* **PAGE EXCERPT**
■ ■ ■ ■

Laura’s diaries work best at the extreme dimensions of writing: page by page, they lack structure, pacing, plot, character development, and, most of the time, excitement. But at the large scale (book by book) and the small (sentence by sentence), they are replete with human insight and lurking dramatic narratives.
—Alexander Masters
Dramatis Personæ
“I” Laura Francis, the diarist
E her guide and muse, a piano teacher
Elf Dame Harriette Chick DBE, for whom Laura worked as a housekeeper/companion during the second half of the 1970s
Peter Dame Harriette’s nephew, who also lived in the house
Suddenly E Came to My Counter, 1958–59
December 17th, 1958: Lovely afternoon spent in happiness and utter satisfaction and harmony. Harry & Mrs Willey talked of how they’d have a copy of my book when it was published.
Dec 18th: A pity, though, my profession takes so much of my time.
Dec 19th: Tiresome, having to be tied down to fact & reality.

■ ■ ■ ■

* **TASK LIST**
**1.** For each statement below, say whether the Laura Francis diary excerpt supports it, answering yes or no and quoting the words that decide it. (a) Elf is described as a piano teacher. (b) Peter is Dame Harriette's nephew. (c) On December 18th Laura regrets how much time her profession takes.
**2.** Carry the Laura Francis diary excerpt forward from its last line, writing the next part.
The entries that come after this point have no connection to the Laura Francis diary excerpt.

■ ■ ■ ■

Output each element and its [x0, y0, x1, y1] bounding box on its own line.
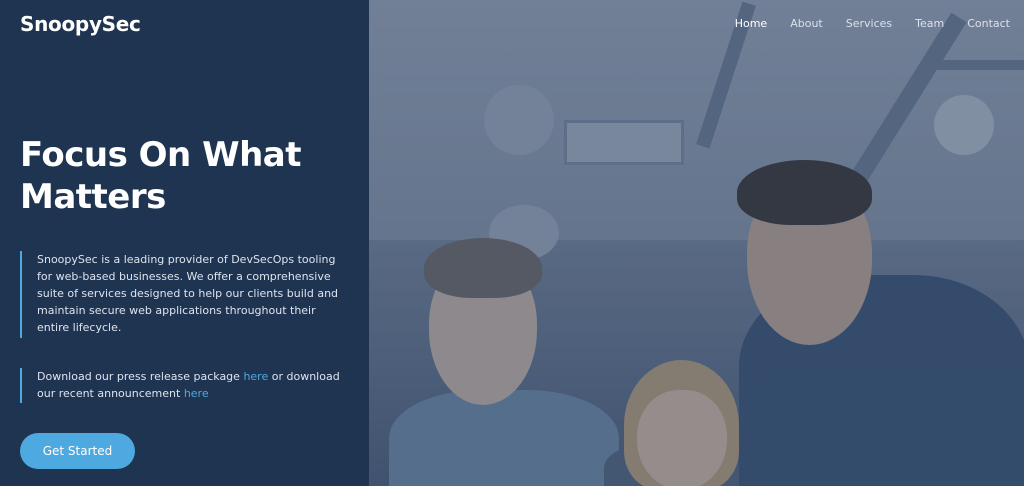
nav-home[interactable]: Home: [735, 17, 767, 30]
brand-logo[interactable]: SnoopySec: [20, 12, 141, 36]
nav-services[interactable]: Services: [846, 17, 892, 30]
team-photo: [369, 0, 1024, 486]
download-text-part1: Download our press release package: [37, 370, 244, 383]
nav-contact[interactable]: Contact: [967, 17, 1010, 30]
nav-team[interactable]: Team: [915, 17, 944, 30]
hero-panel: [0, 0, 369, 486]
press-release-link[interactable]: here: [243, 370, 268, 383]
main-nav: Home About Services Team Contact: [735, 17, 1010, 30]
nav-about[interactable]: About: [790, 17, 823, 30]
hero-description: SnoopySec is a leading provider of DevSe…: [20, 251, 340, 338]
get-started-button[interactable]: Get Started: [20, 433, 135, 469]
hero-headline: Focus On What Matters: [20, 135, 302, 217]
photo-overlay: [369, 0, 1024, 486]
download-text: Download our press release package here …: [20, 368, 340, 403]
announcement-link[interactable]: here: [184, 387, 209, 400]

■ ■ ■ ■

* **RESULTS IN ORDER**
**1.**
(a) No: "Elf Dame Harriette Chick DBE, for whom Laura worked as a housekeeper/companion"; the piano teacher is "E her guide and muse, a piano teacher."
(b) Yes: "Peter Dame Harriette’s nephew, who also lived in the house."
(c) Yes: "A pity, though, my profession takes so much of my time."

**2.**
Dec 19th: Working on out-counter at Central Library.
Dec 20th: Suddenly E came to my counter. I gave the usual terrific jump I do with the sight of E unexpectedly, and sat down on the chair. E amused, said I’m a funny girl. E looked round library, eventually got out “English Villages in Colour”. She looked terribly swerb [wonderful]—waves of dizzy excitement swept through me, head over heels with adoration for E. Her sweet smile, rather wicked & sideways.
Dec 22nd: She invited me to supper. The mutual love and our expressions must’ve been very noticeable. Just adored her, and felt she was adoring me back with her sweet, warm brown-eyed gaze—currency of love.